- [SOURCE DATA]
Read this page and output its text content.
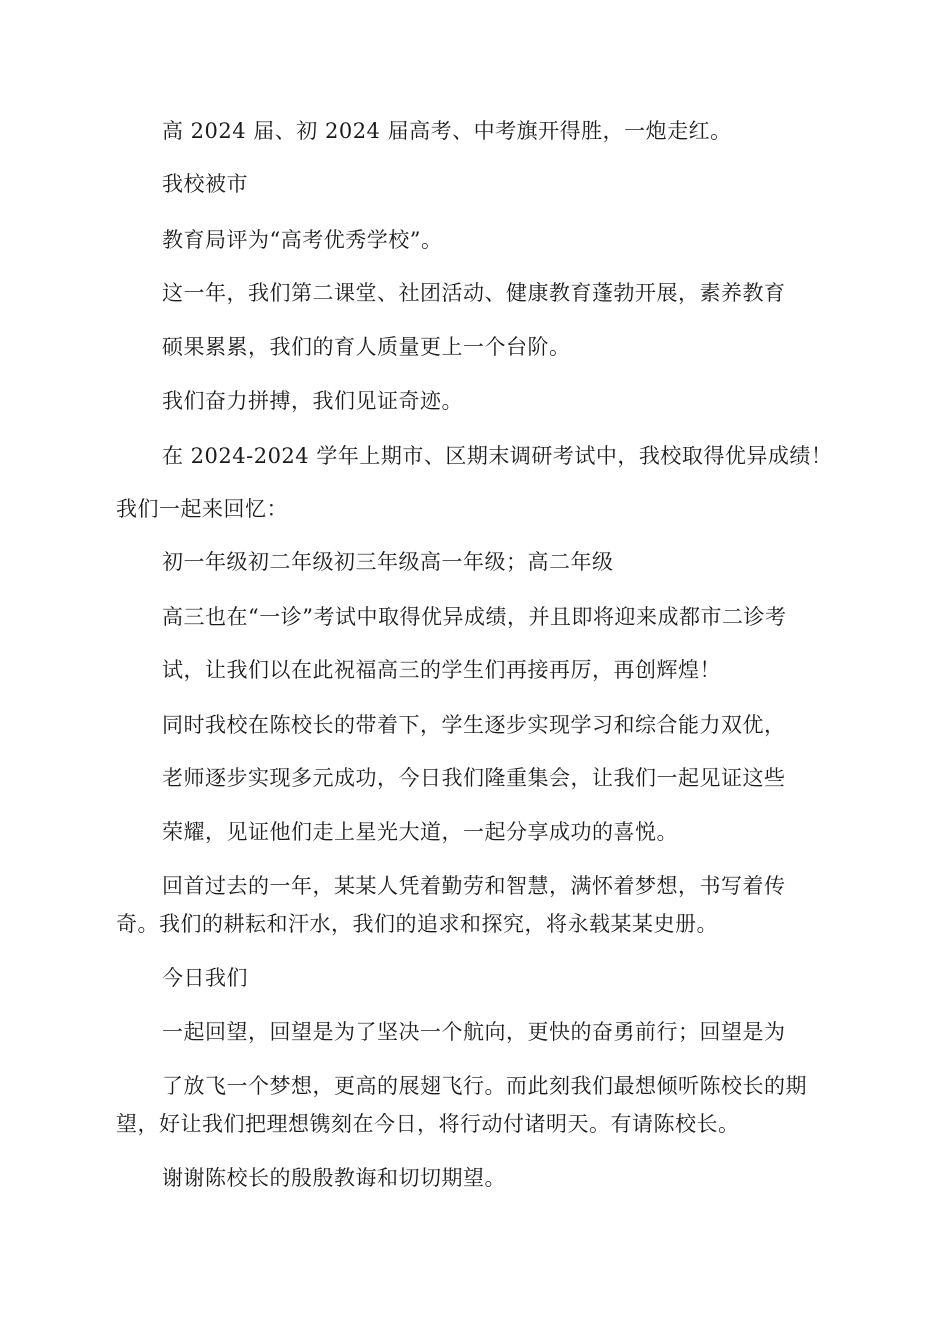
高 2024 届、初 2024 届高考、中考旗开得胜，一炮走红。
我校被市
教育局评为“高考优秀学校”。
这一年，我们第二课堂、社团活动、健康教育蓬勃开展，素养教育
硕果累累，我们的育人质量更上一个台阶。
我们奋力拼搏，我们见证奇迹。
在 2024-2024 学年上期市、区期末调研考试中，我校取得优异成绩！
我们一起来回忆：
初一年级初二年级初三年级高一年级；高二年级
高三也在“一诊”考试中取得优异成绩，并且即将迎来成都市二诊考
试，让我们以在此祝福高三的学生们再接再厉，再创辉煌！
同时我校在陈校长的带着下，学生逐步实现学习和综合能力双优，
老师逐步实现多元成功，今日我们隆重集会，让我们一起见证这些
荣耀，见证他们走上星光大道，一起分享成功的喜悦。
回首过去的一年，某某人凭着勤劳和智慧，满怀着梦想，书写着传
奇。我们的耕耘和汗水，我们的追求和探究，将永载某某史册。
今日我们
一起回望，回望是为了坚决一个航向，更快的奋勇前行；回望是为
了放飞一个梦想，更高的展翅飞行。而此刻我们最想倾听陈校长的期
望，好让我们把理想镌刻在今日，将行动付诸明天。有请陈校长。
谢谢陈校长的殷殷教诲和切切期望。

- [YOUR GOAL] Print out the material word for word, omitting the pictures.

- [SOLUTION BELOW]
Read this page and output its text content.
高 2024 届、初 2024 届高考、中考旗开得胜，一炮走红。
我校被市
教育局评为“高考优秀学校”。
这一年，我们第二课堂、社团活动、健康教育蓬勃开展，素养教育
硕果累累，我们的育人质量更上一个台阶。
我们奋力拼搏，我们见证奇迹。
在 2024-2024 学年上期市、区期末调研考试中，我校取得优异成绩！
我们一起来回忆：
初一年级初二年级初三年级高一年级；高二年级
高三也在“一诊”考试中取得优异成绩，并且即将迎来成都市二诊考
试，让我们以在此祝福高三的学生们再接再厉，再创辉煌！
同时我校在陈校长的带着下，学生逐步实现学习和综合能力双优，
老师逐步实现多元成功，今日我们隆重集会，让我们一起见证这些
荣耀，见证他们走上星光大道，一起分享成功的喜悦。
回首过去的一年，某某人凭着勤劳和智慧，满怀着梦想，书写着传
奇。我们的耕耘和汗水，我们的追求和探究，将永载某某史册。
今日我们
一起回望，回望是为了坚决一个航向，更快的奋勇前行；回望是为
了放飞一个梦想，更高的展翅飞行。而此刻我们最想倾听陈校长的期
望，好让我们把理想镌刻在今日，将行动付诸明天。有请陈校长。
谢谢陈校长的殷殷教诲和切切期望。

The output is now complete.